> **Records provided**
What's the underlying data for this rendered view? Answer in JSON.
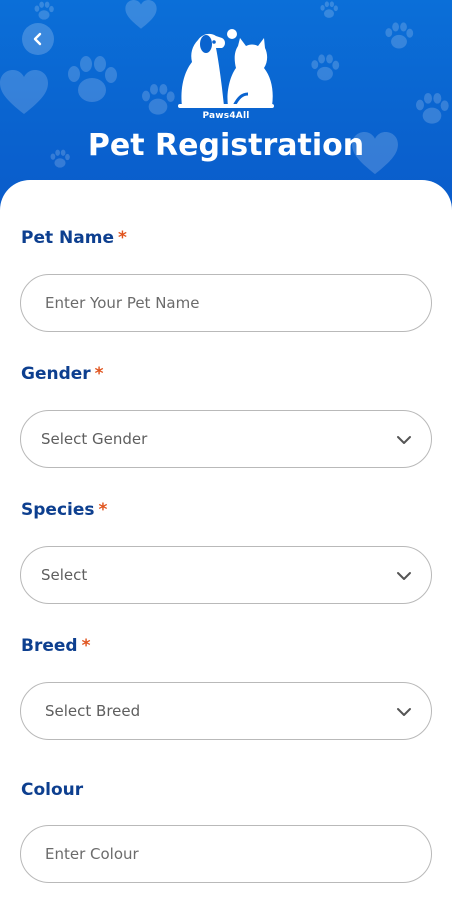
{
  "header": {
    "logo_text": "Paws4All",
    "title": "Pet Registration",
    "background_color": "#0a63cf",
    "icons": [
      "back-arrow-icon",
      "dog-cat-logo-icon",
      "paw-icon",
      "heart-icon"
    ]
  },
  "form": {
    "pet_name": {
      "label": "Pet Name",
      "required_mark": "*",
      "placeholder": "Enter Your Pet Name",
      "value": ""
    },
    "gender": {
      "label": "Gender",
      "required_mark": "*",
      "selected": "Select Gender"
    },
    "species": {
      "label": "Species",
      "required_mark": "*",
      "selected": "Select"
    },
    "breed": {
      "label": "Breed",
      "required_mark": "*",
      "selected": "Select Breed"
    },
    "colour": {
      "label": "Colour",
      "placeholder": "Enter Colour",
      "value": ""
    }
  },
  "colors": {
    "label": "#0d3f8f",
    "required": "#e0541e",
    "border": "#b9b9b9"
  }
}
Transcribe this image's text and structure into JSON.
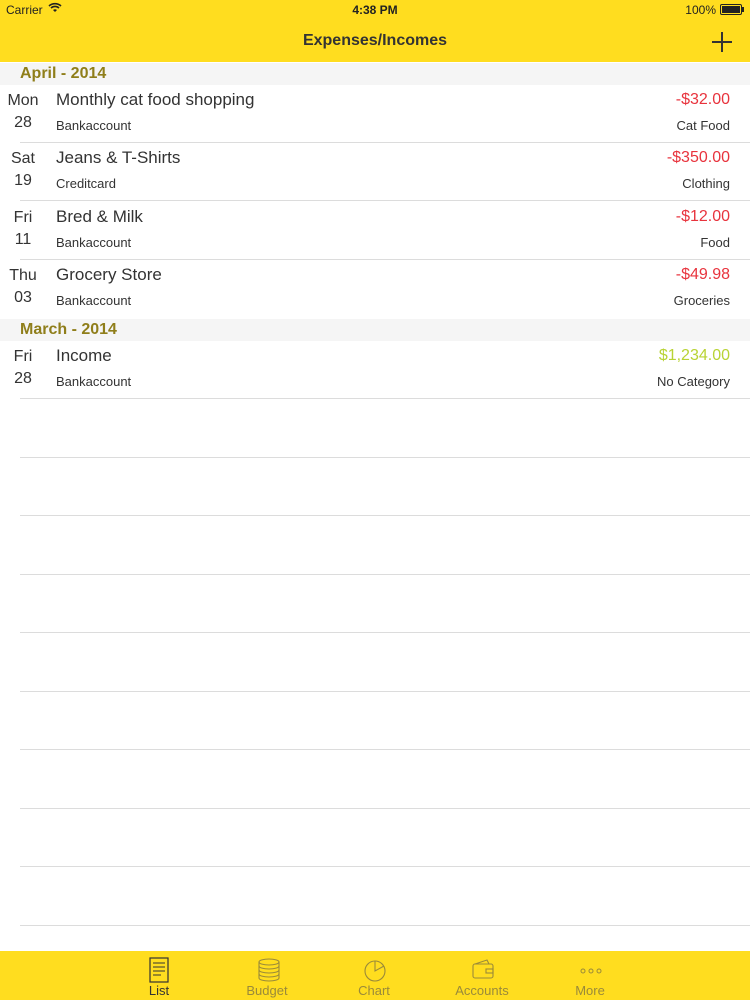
{
  "status": {
    "carrier": "Carrier",
    "time": "4:38 PM",
    "battery": "100%"
  },
  "nav": {
    "title": "Expenses/Incomes",
    "add_icon": "plus-icon"
  },
  "sections": [
    {
      "header": "April - 2014",
      "items": [
        {
          "day": "Mon",
          "date": "28",
          "title": "Monthly cat food shopping",
          "account": "Bankaccount",
          "amount": "-$32.00",
          "category": "Cat Food",
          "type": "expense"
        },
        {
          "day": "Sat",
          "date": "19",
          "title": "Jeans & T-Shirts",
          "account": "Creditcard",
          "amount": "-$350.00",
          "category": "Clothing",
          "type": "expense"
        },
        {
          "day": "Fri",
          "date": "11",
          "title": "Bred & Milk",
          "account": "Bankaccount",
          "amount": "-$12.00",
          "category": "Food",
          "type": "expense"
        },
        {
          "day": "Thu",
          "date": "03",
          "title": "Grocery Store",
          "account": "Bankaccount",
          "amount": "-$49.98",
          "category": "Groceries",
          "type": "expense"
        }
      ]
    },
    {
      "header": "March - 2014",
      "items": [
        {
          "day": "Fri",
          "date": "28",
          "title": "Income",
          "account": "Bankaccount",
          "amount": "$1,234.00",
          "category": "No Category",
          "type": "income"
        }
      ]
    }
  ],
  "tabs": [
    {
      "label": "List",
      "icon": "list-icon",
      "active": true
    },
    {
      "label": "Budget",
      "icon": "coins-icon",
      "active": false
    },
    {
      "label": "Chart",
      "icon": "pie-chart-icon",
      "active": false
    },
    {
      "label": "Accounts",
      "icon": "wallet-icon",
      "active": false
    },
    {
      "label": "More",
      "icon": "more-icon",
      "active": false
    }
  ],
  "colors": {
    "brand": "#ffdd1f",
    "section_header_text": "#8f7e1a",
    "expense": "#e8333d",
    "income": "#b8d334"
  }
}
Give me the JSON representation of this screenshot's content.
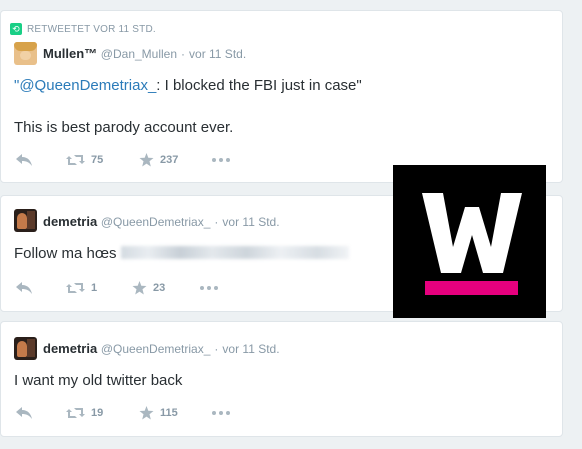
{
  "tweets": [
    {
      "retweet_label": "RETWEETET VOR 11 STD.",
      "name": "Mullen™",
      "handle": "@Dan_Mullen",
      "time": "vor 11 Std.",
      "quote_open": "\"",
      "mention": "@QueenDemetriax_",
      "text_after_mention": ": I blocked the FBI just in case\"",
      "line2": "This is best parody account ever.",
      "retweets": "75",
      "favorites": "237"
    },
    {
      "name": "demetria",
      "handle": "@QueenDemetriax_",
      "time": "vor 11 Std.",
      "text": "Follow ma hœs",
      "retweets": "1",
      "favorites": "23"
    },
    {
      "name": "demetria",
      "handle": "@QueenDemetriax_",
      "time": "vor 11 Std.",
      "text": "I want my old twitter back",
      "retweets": "19",
      "favorites": "115"
    }
  ],
  "separator": "·",
  "icons": {
    "retweet_banner": "retweet-icon",
    "reply": "reply-icon",
    "retweet": "retweet-icon",
    "favorite": "star-icon",
    "more": "more-icon"
  },
  "colors": {
    "mention": "#2b7bb9",
    "retweet_green": "#19cf86",
    "logo_bg": "#000000",
    "logo_bar": "#e6007e",
    "action_gray": "#9aa7b0"
  }
}
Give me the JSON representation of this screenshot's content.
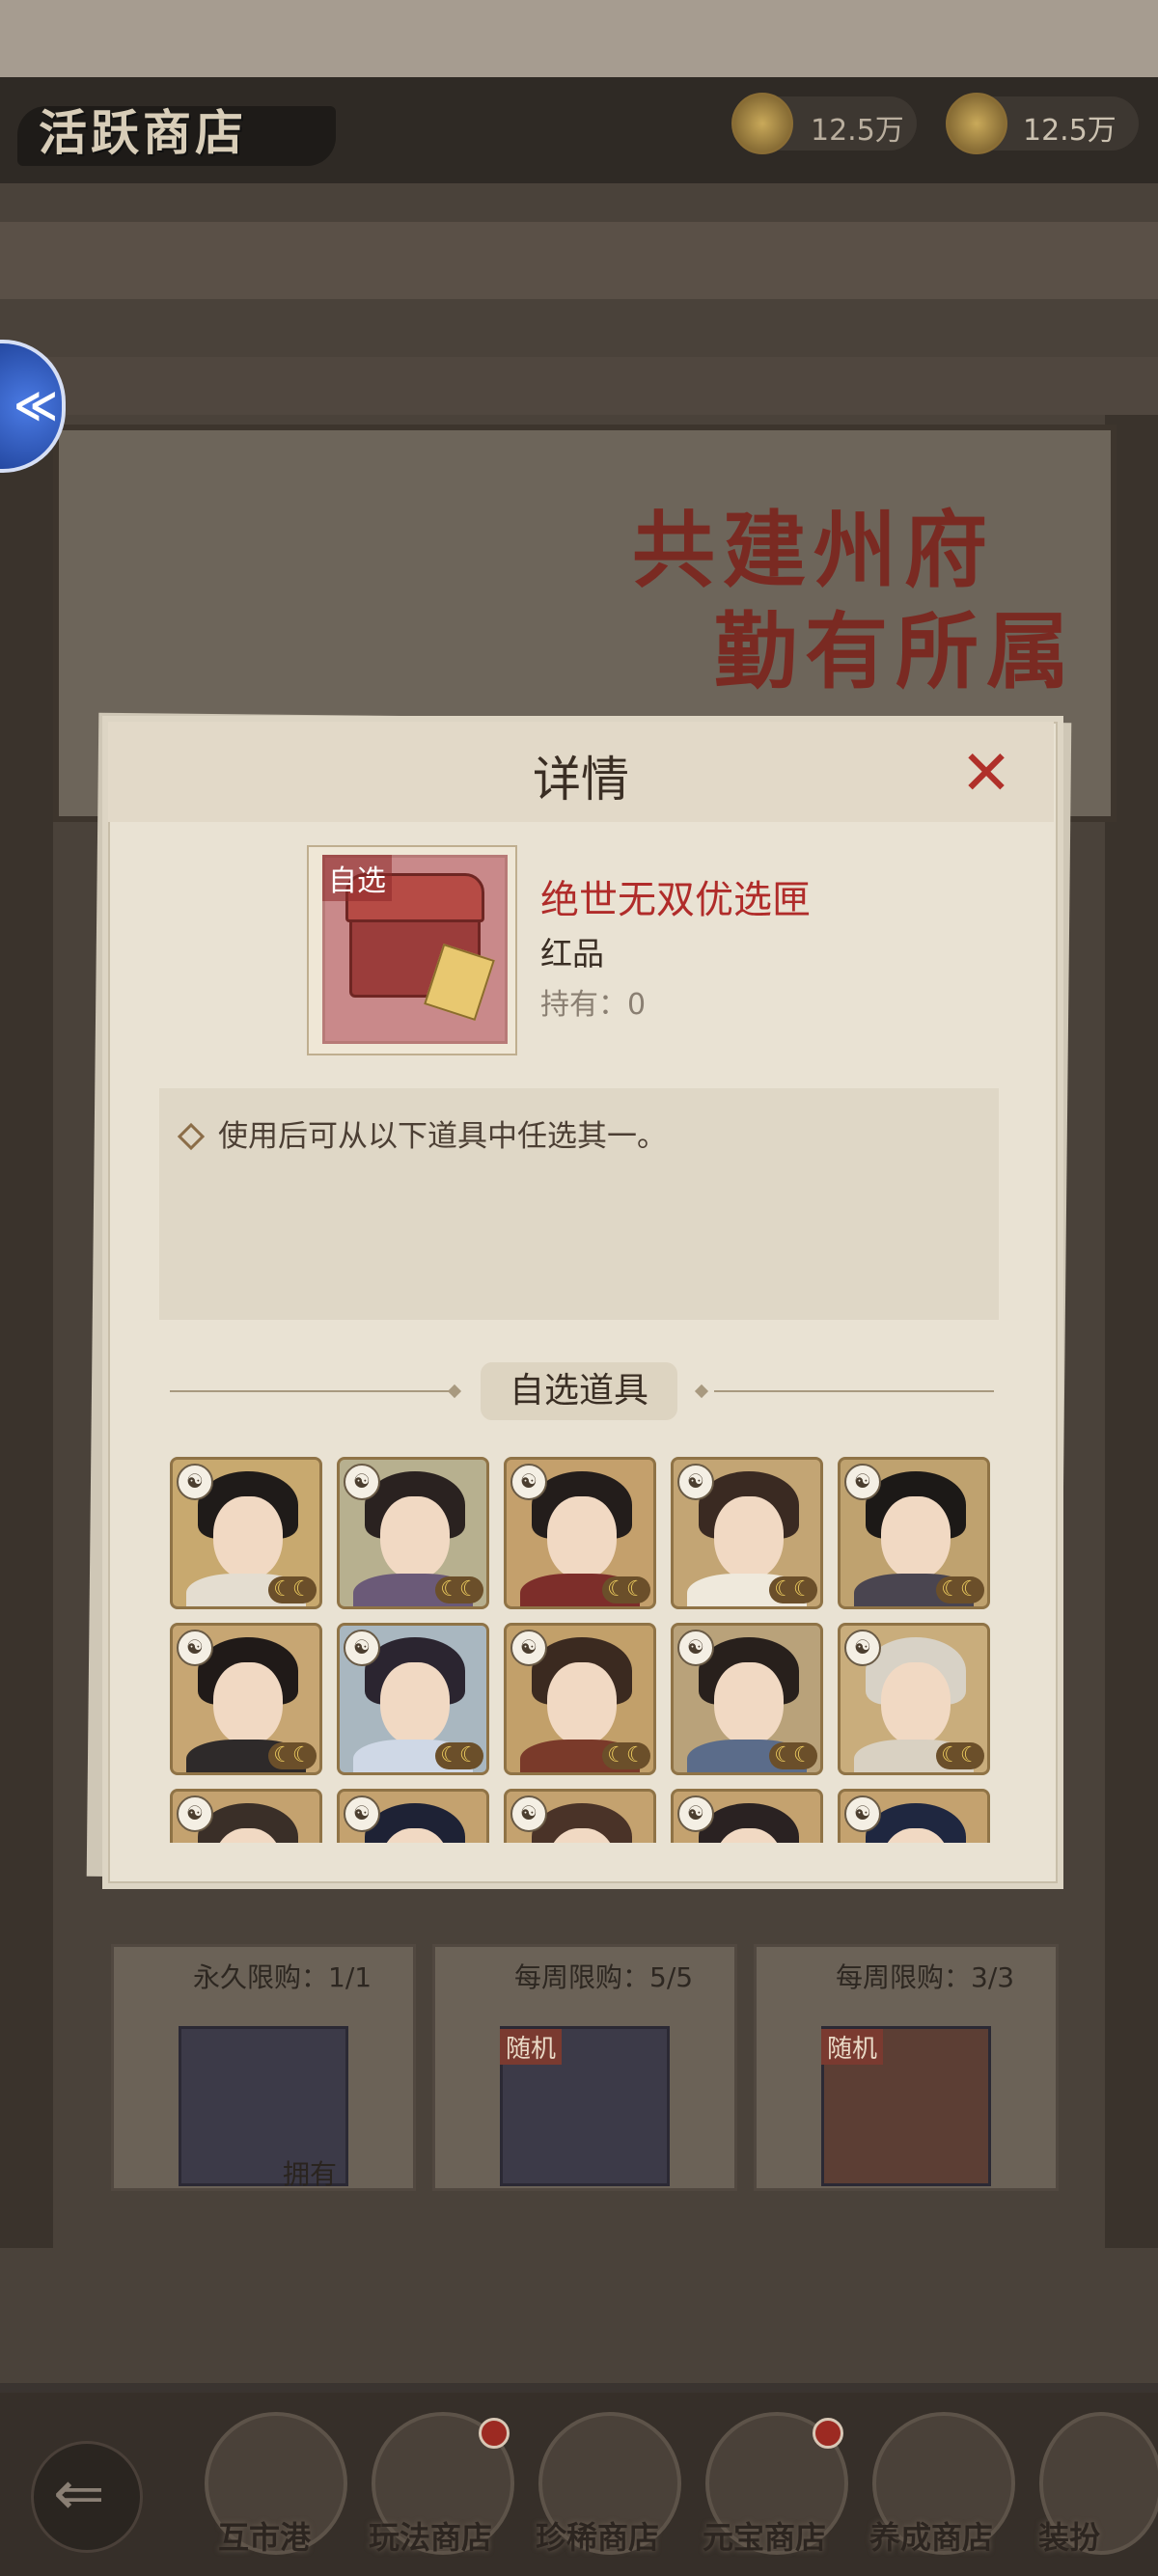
{
  "header": {
    "title": "活跃商店",
    "currencies": [
      {
        "icon": "copper-coin-icon",
        "value": "12.5万"
      },
      {
        "icon": "gold-coin-icon",
        "value": "12.5万"
      }
    ]
  },
  "banner": {
    "line1": "共建州府",
    "line2": "勤有所属"
  },
  "shop_cards": [
    {
      "limit": "永久限购：1/1",
      "tag": "",
      "status": "拥有"
    },
    {
      "limit": "每周限购：5/5",
      "tag": "随机",
      "status": ""
    },
    {
      "limit": "每周限购：3/3",
      "tag": "随机",
      "status": ""
    }
  ],
  "bottom_nav": [
    {
      "label": "互市港",
      "badge": false
    },
    {
      "label": "玩法商店",
      "badge": true
    },
    {
      "label": "珍稀商店",
      "badge": false
    },
    {
      "label": "元宝商店",
      "badge": true
    },
    {
      "label": "养成商店",
      "badge": false
    },
    {
      "label": "装扮",
      "badge": false
    }
  ],
  "modal": {
    "title": "详情",
    "close_symbol": "✕",
    "item": {
      "tag": "自选",
      "name": "绝世无双优选匣",
      "grade": "红品",
      "owned": "持有：0"
    },
    "description": "使用后可从以下道具中任选其一。",
    "section_title": "自选道具",
    "heroes": [
      {
        "faction_icon": "scholar-icon",
        "badge": "☾☾"
      },
      {
        "faction_icon": "scholar-icon",
        "badge": "☾☾"
      },
      {
        "faction_icon": "scholar-icon",
        "badge": "☾☾"
      },
      {
        "faction_icon": "scholar-icon",
        "badge": "☾☾"
      },
      {
        "faction_icon": "scholar-icon",
        "badge": "☾☾"
      },
      {
        "faction_icon": "scholar-icon",
        "badge": "☾☾"
      },
      {
        "faction_icon": "scholar-icon",
        "badge": "☾☾"
      },
      {
        "faction_icon": "scholar-icon",
        "badge": "☾☾"
      },
      {
        "faction_icon": "scholar-icon",
        "badge": "☾☾"
      },
      {
        "faction_icon": "scholar-icon",
        "badge": "☾☾"
      },
      {
        "faction_icon": "scholar-icon",
        "badge": ""
      },
      {
        "faction_icon": "scholar-icon",
        "badge": ""
      },
      {
        "faction_icon": "scholar-icon",
        "badge": ""
      },
      {
        "faction_icon": "scholar-icon",
        "badge": ""
      },
      {
        "faction_icon": "scholar-icon",
        "badge": ""
      }
    ]
  },
  "colors": {
    "accent_red": "#b02c2a",
    "parchment": "#e9e2d3",
    "card_gold": "#b99767"
  }
}
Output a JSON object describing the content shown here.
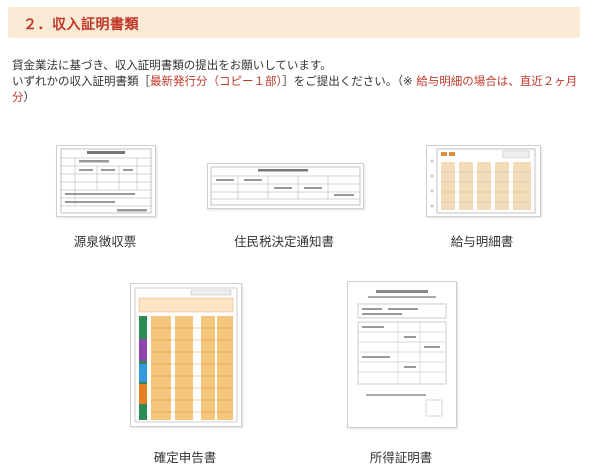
{
  "section": {
    "title": "２．収入証明書類"
  },
  "intro": {
    "line1": "貸金業法に基づき、収入証明書類の提出をお願いしています。",
    "line2_prefix": "いずれかの収入証明書類［",
    "line2_red": "最新発行分（コピー１部）",
    "line2_suffix": "］をご提出ください。（※ ",
    "note_red": "給与明細の場合は、直近２ヶ月分",
    "note_close": "）"
  },
  "documents": [
    {
      "label": "源泉徴収票"
    },
    {
      "label": "住民税決定通知書"
    },
    {
      "label": "給与明細書"
    },
    {
      "label": "確定申告書"
    },
    {
      "label": "所得証明書"
    }
  ],
  "colors": {
    "header_bg": "#f9ead6",
    "header_text": "#c0392b",
    "accent_red": "#c0392b",
    "form_orange": "#f0a030",
    "form_gray": "#888888"
  }
}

> **Goal of the exercise**
Extract the full listing above verbatim; pictures are to be left out of the copy.

> **Result of this exercise**
What's the underlying data for this rendered view? Answer in JSON.
{
  "header": {
    "logo_text": "Paws4All",
    "title": "Pet Registration",
    "background_color": "#0a63cf",
    "icons": [
      "back-arrow-icon",
      "dog-cat-logo-icon",
      "paw-icon",
      "heart-icon"
    ]
  },
  "form": {
    "pet_name": {
      "label": "Pet Name",
      "required_mark": "*",
      "placeholder": "Enter Your Pet Name",
      "value": ""
    },
    "gender": {
      "label": "Gender",
      "required_mark": "*",
      "selected": "Select Gender"
    },
    "species": {
      "label": "Species",
      "required_mark": "*",
      "selected": "Select"
    },
    "breed": {
      "label": "Breed",
      "required_mark": "*",
      "selected": "Select Breed"
    },
    "colour": {
      "label": "Colour",
      "placeholder": "Enter Colour",
      "value": ""
    }
  },
  "colors": {
    "label": "#0d3f8f",
    "required": "#e0541e",
    "border": "#b9b9b9"
  }
}
Transcribe this image's text and structure into JSON.
{
  "status": {
    "carrier": "Carrier",
    "time": "4:38 PM",
    "battery": "100%"
  },
  "nav": {
    "title": "Expenses/Incomes",
    "add_icon": "plus-icon"
  },
  "sections": [
    {
      "header": "April - 2014",
      "items": [
        {
          "day": "Mon",
          "date": "28",
          "title": "Monthly cat food shopping",
          "account": "Bankaccount",
          "amount": "-$32.00",
          "category": "Cat Food",
          "type": "expense"
        },
        {
          "day": "Sat",
          "date": "19",
          "title": "Jeans & T-Shirts",
          "account": "Creditcard",
          "amount": "-$350.00",
          "category": "Clothing",
          "type": "expense"
        },
        {
          "day": "Fri",
          "date": "11",
          "title": "Bred & Milk",
          "account": "Bankaccount",
          "amount": "-$12.00",
          "category": "Food",
          "type": "expense"
        },
        {
          "day": "Thu",
          "date": "03",
          "title": "Grocery Store",
          "account": "Bankaccount",
          "amount": "-$49.98",
          "category": "Groceries",
          "type": "expense"
        }
      ]
    },
    {
      "header": "March - 2014",
      "items": [
        {
          "day": "Fri",
          "date": "28",
          "title": "Income",
          "account": "Bankaccount",
          "amount": "$1,234.00",
          "category": "No Category",
          "type": "income"
        }
      ]
    }
  ],
  "tabs": [
    {
      "label": "List",
      "icon": "list-icon",
      "active": true
    },
    {
      "label": "Budget",
      "icon": "coins-icon",
      "active": false
    },
    {
      "label": "Chart",
      "icon": "pie-chart-icon",
      "active": false
    },
    {
      "label": "Accounts",
      "icon": "wallet-icon",
      "active": false
    },
    {
      "label": "More",
      "icon": "more-icon",
      "active": false
    }
  ],
  "colors": {
    "brand": "#ffdd1f",
    "section_header_text": "#8f7e1a",
    "expense": "#e8333d",
    "income": "#b8d334"
  }
}
Give me the JSON representation of this screenshot's content.
{
  "tweets": [
    {
      "retweet_label": "RETWEETET VOR 11 STD.",
      "name": "Mullen™",
      "handle": "@Dan_Mullen",
      "time": "vor 11 Std.",
      "quote_open": "\"",
      "mention": "@QueenDemetriax_",
      "text_after_mention": ": I blocked the FBI just in case\"",
      "line2": "This is best parody account ever.",
      "retweets": "75",
      "favorites": "237"
    },
    {
      "name": "demetria",
      "handle": "@QueenDemetriax_",
      "time": "vor 11 Std.",
      "text": "Follow ma hœs",
      "retweets": "1",
      "favorites": "23"
    },
    {
      "name": "demetria",
      "handle": "@QueenDemetriax_",
      "time": "vor 11 Std.",
      "text": "I want my old twitter back",
      "retweets": "19",
      "favorites": "115"
    }
  ],
  "separator": "·",
  "icons": {
    "retweet_banner": "retweet-icon",
    "reply": "reply-icon",
    "retweet": "retweet-icon",
    "favorite": "star-icon",
    "more": "more-icon"
  },
  "colors": {
    "mention": "#2b7bb9",
    "retweet_green": "#19cf86",
    "logo_bg": "#000000",
    "logo_bar": "#e6007e",
    "action_gray": "#9aa7b0"
  }
}
Give me the JSON representation of this screenshot's content.
{
  "header": {
    "title": "活跃商店",
    "currencies": [
      {
        "icon": "copper-coin-icon",
        "value": "12.5万"
      },
      {
        "icon": "gold-coin-icon",
        "value": "12.5万"
      }
    ]
  },
  "banner": {
    "line1": "共建州府",
    "line2": "勤有所属"
  },
  "shop_cards": [
    {
      "limit": "永久限购：1/1",
      "tag": "",
      "status": "拥有"
    },
    {
      "limit": "每周限购：5/5",
      "tag": "随机",
      "status": ""
    },
    {
      "limit": "每周限购：3/3",
      "tag": "随机",
      "status": ""
    }
  ],
  "bottom_nav": [
    {
      "label": "互市港",
      "badge": false
    },
    {
      "label": "玩法商店",
      "badge": true
    },
    {
      "label": "珍稀商店",
      "badge": false
    },
    {
      "label": "元宝商店",
      "badge": true
    },
    {
      "label": "养成商店",
      "badge": false
    },
    {
      "label": "装扮",
      "badge": false
    }
  ],
  "modal": {
    "title": "详情",
    "close_symbol": "✕",
    "item": {
      "tag": "自选",
      "name": "绝世无双优选匣",
      "grade": "红品",
      "owned": "持有：0"
    },
    "description": "使用后可从以下道具中任选其一。",
    "section_title": "自选道具",
    "heroes": [
      {
        "faction_icon": "scholar-icon",
        "badge": "☾☾"
      },
      {
        "faction_icon": "scholar-icon",
        "badge": "☾☾"
      },
      {
        "faction_icon": "scholar-icon",
        "badge": "☾☾"
      },
      {
        "faction_icon": "scholar-icon",
        "badge": "☾☾"
      },
      {
        "faction_icon": "scholar-icon",
        "badge": "☾☾"
      },
      {
        "faction_icon": "scholar-icon",
        "badge": "☾☾"
      },
      {
        "faction_icon": "scholar-icon",
        "badge": "☾☾"
      },
      {
        "faction_icon": "scholar-icon",
        "badge": "☾☾"
      },
      {
        "faction_icon": "scholar-icon",
        "badge": "☾☾"
      },
      {
        "faction_icon": "scholar-icon",
        "badge": "☾☾"
      },
      {
        "faction_icon": "scholar-icon",
        "badge": ""
      },
      {
        "faction_icon": "scholar-icon",
        "badge": ""
      },
      {
        "faction_icon": "scholar-icon",
        "badge": ""
      },
      {
        "faction_icon": "scholar-icon",
        "badge": ""
      },
      {
        "faction_icon": "scholar-icon",
        "badge": ""
      }
    ]
  },
  "colors": {
    "accent_red": "#b02c2a",
    "parchment": "#e9e2d3",
    "card_gold": "#b99767"
  }
}
Output a JSON object describing the content shown here.
{
  "section": {
    "title": "２．収入証明書類"
  },
  "intro": {
    "line1": "貸金業法に基づき、収入証明書類の提出をお願いしています。",
    "line2_prefix": "いずれかの収入証明書類［",
    "line2_red": "最新発行分（コピー１部）",
    "line2_suffix": "］をご提出ください。（※ ",
    "note_red": "給与明細の場合は、直近２ヶ月分",
    "note_close": "）"
  },
  "documents": [
    {
      "label": "源泉徴収票"
    },
    {
      "label": "住民税決定通知書"
    },
    {
      "label": "給与明細書"
    },
    {
      "label": "確定申告書"
    },
    {
      "label": "所得証明書"
    }
  ],
  "colors": {
    "header_bg": "#f9ead6",
    "header_text": "#c0392b",
    "accent_red": "#c0392b",
    "form_orange": "#f0a030",
    "form_gray": "#888888"
  }
}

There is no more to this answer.